Material for the task |
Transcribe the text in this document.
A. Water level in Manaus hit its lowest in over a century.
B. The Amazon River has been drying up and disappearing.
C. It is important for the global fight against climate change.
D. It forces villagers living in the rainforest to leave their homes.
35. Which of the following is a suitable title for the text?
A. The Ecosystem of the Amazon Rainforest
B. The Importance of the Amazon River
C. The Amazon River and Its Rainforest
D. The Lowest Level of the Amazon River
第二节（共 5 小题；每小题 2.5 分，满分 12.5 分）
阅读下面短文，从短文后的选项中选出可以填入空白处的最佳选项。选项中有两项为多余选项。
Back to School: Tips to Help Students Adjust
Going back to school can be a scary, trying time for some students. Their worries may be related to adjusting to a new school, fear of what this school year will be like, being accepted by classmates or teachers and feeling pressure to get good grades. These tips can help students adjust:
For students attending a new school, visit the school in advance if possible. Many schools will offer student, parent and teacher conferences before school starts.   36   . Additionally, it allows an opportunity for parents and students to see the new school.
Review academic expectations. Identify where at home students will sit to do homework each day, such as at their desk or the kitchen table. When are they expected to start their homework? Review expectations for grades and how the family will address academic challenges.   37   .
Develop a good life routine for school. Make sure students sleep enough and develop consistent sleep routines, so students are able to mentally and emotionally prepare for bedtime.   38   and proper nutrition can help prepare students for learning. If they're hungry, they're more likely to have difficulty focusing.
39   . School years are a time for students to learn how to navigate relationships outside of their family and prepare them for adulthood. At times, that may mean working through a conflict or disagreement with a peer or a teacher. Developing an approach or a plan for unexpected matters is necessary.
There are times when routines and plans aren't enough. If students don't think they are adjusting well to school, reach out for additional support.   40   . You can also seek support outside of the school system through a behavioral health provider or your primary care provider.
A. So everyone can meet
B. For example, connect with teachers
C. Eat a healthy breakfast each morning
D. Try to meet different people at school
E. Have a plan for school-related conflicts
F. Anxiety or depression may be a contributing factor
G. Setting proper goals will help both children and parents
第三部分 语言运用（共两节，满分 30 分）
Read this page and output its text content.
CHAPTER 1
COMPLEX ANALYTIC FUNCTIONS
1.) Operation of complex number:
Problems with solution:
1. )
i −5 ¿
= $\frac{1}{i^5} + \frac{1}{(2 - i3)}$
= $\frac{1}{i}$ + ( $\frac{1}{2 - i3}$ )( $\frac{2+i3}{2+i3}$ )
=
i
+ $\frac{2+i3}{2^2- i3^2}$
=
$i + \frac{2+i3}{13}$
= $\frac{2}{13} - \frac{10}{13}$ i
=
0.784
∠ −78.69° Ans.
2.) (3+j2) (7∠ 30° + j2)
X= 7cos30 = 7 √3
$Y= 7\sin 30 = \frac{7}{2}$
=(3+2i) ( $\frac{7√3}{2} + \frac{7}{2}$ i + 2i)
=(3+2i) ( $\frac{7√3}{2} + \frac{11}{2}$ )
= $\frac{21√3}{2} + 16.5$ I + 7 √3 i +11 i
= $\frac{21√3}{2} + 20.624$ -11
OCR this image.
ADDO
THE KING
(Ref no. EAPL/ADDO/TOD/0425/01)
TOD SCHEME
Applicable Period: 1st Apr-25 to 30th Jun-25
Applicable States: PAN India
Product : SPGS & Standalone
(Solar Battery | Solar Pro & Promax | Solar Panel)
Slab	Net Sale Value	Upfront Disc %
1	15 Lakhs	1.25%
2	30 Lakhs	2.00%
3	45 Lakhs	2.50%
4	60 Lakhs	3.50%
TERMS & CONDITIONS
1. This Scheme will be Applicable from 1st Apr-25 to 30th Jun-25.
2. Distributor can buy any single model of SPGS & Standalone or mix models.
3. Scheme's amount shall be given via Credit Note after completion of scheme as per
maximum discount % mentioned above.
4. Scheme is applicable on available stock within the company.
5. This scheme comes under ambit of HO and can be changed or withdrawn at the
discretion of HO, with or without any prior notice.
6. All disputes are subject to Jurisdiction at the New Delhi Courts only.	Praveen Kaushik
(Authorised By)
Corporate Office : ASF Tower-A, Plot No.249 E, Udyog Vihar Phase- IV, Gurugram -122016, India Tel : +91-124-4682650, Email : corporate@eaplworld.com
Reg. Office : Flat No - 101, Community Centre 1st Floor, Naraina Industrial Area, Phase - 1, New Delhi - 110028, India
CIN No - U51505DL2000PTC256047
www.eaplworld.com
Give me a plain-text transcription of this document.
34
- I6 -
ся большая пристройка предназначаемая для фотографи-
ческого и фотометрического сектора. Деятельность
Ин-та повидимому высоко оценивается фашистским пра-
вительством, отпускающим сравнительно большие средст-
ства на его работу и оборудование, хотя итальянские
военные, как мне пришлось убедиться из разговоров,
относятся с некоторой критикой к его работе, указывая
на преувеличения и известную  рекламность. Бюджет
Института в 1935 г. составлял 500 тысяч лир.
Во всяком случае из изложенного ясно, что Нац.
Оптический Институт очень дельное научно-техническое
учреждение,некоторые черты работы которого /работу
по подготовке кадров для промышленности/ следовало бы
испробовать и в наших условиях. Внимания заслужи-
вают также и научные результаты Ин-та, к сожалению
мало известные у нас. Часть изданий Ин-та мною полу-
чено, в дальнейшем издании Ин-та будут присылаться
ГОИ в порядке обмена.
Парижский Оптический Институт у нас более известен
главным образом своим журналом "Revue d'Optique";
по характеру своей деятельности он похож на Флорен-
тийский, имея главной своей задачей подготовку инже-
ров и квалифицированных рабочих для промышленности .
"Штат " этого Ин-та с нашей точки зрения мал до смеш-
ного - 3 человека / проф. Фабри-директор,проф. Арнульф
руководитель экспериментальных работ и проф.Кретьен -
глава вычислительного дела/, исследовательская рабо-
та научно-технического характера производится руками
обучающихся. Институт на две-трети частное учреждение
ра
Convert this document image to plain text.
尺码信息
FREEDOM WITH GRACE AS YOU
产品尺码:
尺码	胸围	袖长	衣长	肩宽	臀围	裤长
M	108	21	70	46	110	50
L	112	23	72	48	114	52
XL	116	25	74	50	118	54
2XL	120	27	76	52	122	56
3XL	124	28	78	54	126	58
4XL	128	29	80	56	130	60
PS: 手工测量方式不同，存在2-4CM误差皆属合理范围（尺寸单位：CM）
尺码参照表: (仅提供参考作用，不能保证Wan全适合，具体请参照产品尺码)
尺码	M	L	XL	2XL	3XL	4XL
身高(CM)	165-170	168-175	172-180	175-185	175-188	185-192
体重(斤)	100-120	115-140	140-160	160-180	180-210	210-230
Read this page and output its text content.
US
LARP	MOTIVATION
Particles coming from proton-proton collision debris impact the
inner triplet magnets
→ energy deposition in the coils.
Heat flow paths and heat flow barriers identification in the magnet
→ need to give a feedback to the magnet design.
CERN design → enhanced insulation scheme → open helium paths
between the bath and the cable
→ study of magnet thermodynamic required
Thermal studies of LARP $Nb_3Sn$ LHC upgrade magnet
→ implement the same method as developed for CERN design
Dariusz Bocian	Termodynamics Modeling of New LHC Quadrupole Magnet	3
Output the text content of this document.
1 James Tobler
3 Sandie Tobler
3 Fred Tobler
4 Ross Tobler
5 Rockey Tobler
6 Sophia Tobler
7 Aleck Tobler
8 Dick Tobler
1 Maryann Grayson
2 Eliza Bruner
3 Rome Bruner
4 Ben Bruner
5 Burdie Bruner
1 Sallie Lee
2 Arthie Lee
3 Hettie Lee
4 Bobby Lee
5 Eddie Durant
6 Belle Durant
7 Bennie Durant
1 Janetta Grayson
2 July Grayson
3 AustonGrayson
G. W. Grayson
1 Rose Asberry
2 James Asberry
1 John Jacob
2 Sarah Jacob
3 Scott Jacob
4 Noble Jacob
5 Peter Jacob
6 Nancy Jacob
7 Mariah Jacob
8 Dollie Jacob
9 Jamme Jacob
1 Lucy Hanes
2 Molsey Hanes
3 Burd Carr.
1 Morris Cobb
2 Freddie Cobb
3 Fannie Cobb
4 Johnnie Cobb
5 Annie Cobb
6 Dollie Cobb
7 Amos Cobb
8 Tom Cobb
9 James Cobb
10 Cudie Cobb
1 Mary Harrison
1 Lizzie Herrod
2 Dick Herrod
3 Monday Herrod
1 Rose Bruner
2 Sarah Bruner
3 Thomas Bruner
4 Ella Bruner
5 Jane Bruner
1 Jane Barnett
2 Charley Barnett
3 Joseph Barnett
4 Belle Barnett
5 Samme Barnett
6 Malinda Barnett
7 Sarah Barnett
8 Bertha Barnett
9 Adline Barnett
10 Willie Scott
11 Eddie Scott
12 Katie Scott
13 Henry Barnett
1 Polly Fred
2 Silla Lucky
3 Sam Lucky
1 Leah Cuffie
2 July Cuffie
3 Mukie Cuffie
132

Problem |
Write out every line of the listing that holds the word "Tobler".

Solved problem |
1 James Tobler
3 Sandie Tobler
3 Fred Tobler
4 Ross Tobler
5 Rockey Tobler
6 Sophia Tobler
7 Aleck Tobler
8 Dick Tobler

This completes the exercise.